___ Excerpted records

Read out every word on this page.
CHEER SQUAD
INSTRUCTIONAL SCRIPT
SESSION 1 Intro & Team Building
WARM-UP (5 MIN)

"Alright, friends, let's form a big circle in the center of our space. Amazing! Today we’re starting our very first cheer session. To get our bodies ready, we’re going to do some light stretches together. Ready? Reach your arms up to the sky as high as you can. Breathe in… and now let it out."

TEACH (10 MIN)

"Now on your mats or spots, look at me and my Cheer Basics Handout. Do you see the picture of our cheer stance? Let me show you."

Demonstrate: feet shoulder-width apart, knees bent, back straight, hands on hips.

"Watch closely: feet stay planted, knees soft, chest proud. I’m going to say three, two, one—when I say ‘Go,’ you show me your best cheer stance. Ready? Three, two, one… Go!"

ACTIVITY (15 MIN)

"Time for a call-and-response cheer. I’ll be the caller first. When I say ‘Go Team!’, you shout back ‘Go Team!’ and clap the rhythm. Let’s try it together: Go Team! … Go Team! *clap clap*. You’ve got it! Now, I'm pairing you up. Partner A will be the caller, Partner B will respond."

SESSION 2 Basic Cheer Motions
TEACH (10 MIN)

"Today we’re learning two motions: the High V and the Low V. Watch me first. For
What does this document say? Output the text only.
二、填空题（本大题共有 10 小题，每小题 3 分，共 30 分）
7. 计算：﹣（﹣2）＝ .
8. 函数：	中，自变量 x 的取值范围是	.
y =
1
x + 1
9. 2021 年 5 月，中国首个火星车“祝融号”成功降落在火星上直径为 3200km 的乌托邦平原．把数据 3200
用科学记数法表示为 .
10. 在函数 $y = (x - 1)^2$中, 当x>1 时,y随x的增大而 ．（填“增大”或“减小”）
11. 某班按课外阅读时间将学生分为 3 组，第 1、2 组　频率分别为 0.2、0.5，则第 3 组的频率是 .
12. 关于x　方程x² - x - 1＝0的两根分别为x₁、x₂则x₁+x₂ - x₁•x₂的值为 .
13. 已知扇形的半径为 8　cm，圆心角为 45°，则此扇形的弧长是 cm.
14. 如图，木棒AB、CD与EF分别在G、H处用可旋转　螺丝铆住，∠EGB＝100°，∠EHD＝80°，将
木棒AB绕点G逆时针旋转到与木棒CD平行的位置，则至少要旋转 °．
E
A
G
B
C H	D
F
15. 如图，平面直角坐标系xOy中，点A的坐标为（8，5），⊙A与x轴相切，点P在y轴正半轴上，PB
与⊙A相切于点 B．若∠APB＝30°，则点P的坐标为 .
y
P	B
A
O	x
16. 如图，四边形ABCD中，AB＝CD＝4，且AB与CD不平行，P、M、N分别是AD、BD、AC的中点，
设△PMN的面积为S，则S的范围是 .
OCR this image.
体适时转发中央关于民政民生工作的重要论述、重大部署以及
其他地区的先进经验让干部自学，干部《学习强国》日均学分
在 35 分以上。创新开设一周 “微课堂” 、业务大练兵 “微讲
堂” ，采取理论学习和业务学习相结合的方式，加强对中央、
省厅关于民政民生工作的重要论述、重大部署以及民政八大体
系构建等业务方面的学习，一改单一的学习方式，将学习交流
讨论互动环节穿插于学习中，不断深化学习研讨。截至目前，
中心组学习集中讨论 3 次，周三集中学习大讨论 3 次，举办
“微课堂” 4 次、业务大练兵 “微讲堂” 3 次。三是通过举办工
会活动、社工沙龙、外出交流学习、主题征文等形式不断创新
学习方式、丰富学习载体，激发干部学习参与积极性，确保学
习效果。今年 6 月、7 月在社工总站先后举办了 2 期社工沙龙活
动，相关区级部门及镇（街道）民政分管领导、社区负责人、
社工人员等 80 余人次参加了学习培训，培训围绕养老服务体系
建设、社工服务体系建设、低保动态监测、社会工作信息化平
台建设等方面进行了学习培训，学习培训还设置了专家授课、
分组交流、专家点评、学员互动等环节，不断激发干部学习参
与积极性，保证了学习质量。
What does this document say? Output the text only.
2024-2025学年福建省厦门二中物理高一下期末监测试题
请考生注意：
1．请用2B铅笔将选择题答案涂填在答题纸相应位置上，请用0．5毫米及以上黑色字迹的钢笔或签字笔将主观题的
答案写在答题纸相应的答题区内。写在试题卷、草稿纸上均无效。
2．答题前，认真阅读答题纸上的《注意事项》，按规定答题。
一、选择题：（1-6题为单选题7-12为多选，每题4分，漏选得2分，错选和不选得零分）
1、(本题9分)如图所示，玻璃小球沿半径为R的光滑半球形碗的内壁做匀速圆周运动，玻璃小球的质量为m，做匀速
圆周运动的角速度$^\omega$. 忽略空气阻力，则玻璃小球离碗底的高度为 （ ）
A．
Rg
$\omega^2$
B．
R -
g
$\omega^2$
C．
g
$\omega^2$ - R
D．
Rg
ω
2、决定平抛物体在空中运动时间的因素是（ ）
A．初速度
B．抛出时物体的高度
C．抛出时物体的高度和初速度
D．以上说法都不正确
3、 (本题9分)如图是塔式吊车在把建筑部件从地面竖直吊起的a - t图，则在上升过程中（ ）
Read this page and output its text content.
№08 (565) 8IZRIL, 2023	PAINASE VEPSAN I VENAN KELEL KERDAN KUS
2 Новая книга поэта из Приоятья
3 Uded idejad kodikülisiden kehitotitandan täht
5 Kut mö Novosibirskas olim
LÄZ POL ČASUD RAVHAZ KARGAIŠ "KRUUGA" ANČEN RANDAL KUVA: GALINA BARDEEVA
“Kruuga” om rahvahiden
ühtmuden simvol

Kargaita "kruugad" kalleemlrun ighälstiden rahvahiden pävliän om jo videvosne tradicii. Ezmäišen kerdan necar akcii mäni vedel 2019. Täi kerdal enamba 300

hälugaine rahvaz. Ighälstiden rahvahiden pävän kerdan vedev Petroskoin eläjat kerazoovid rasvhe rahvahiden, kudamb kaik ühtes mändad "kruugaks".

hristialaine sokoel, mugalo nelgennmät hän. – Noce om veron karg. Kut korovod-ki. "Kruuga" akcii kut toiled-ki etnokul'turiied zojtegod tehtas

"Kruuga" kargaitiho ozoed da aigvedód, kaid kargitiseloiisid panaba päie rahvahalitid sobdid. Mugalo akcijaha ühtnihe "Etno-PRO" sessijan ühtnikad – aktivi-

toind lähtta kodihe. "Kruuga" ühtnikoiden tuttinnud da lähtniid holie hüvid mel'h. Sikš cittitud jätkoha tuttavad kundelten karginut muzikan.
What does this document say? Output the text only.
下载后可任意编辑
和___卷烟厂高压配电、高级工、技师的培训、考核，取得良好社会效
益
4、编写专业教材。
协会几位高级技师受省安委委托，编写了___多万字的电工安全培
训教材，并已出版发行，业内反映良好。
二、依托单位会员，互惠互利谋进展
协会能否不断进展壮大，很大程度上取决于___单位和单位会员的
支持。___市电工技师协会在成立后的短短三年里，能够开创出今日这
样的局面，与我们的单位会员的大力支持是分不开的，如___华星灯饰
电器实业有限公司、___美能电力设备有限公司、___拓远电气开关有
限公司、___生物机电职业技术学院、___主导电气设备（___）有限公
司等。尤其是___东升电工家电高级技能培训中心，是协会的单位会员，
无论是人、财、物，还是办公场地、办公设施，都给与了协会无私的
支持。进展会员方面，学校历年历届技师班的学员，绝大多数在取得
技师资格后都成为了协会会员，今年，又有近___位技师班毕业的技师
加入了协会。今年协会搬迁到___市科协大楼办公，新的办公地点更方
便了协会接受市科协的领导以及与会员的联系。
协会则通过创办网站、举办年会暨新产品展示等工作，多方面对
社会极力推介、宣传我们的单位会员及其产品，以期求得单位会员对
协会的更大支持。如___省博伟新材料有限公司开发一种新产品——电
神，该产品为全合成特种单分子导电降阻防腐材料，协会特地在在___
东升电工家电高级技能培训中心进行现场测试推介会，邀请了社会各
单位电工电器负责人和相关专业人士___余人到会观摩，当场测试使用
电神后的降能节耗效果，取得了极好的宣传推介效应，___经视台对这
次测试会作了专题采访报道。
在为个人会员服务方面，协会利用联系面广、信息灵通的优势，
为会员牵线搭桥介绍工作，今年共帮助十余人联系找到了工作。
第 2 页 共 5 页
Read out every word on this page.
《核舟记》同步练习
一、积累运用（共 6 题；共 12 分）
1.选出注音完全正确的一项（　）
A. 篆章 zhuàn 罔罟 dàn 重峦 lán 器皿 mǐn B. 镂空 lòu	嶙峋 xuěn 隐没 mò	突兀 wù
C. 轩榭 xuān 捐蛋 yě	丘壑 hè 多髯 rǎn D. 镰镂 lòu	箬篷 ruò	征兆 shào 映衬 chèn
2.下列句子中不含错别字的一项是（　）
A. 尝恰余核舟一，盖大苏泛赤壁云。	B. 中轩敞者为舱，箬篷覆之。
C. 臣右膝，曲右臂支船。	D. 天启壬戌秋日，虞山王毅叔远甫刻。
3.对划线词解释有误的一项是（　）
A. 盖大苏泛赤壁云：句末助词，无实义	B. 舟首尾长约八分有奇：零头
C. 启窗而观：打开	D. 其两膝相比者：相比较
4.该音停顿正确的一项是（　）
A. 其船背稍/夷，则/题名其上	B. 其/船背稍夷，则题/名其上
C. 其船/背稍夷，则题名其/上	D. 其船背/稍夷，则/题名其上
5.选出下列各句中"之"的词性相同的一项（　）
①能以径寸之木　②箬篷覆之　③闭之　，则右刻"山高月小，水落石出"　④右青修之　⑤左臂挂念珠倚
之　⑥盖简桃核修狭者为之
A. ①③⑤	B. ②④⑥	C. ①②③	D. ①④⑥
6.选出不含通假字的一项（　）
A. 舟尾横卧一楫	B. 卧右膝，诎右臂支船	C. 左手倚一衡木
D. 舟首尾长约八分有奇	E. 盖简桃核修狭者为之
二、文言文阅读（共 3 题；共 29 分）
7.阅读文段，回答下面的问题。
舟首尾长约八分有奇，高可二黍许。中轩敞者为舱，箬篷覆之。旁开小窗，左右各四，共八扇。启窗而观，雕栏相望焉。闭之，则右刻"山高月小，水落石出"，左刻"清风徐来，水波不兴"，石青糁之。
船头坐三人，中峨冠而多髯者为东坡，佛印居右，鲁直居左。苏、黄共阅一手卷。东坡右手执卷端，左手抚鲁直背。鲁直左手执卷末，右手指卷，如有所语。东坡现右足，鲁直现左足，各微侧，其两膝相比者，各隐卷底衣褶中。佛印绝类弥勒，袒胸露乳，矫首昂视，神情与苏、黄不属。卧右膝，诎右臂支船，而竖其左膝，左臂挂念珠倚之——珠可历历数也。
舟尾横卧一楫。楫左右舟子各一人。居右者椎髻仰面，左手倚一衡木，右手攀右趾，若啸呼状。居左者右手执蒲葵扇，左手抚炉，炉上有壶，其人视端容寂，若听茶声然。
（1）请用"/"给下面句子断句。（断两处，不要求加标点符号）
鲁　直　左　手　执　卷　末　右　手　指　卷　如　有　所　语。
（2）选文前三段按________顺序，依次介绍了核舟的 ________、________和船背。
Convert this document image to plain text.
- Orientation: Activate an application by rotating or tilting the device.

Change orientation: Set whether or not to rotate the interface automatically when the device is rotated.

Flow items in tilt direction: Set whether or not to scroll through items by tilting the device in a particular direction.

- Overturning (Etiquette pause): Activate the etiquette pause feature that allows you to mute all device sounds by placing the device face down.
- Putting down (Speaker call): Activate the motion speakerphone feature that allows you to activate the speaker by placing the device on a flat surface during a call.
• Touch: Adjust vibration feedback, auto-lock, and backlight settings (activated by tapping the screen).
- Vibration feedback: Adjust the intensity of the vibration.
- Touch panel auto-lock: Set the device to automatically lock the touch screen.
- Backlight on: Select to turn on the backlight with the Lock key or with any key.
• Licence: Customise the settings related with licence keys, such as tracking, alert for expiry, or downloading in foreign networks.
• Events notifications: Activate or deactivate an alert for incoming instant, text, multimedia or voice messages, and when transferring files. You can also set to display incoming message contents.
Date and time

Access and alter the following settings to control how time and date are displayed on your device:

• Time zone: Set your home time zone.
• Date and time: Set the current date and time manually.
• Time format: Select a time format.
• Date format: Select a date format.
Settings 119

______

> **Task goal**: Of the lines in the data above, how many contain the word "feet"? Give only that figure.

> **Answer for this exercise**: 2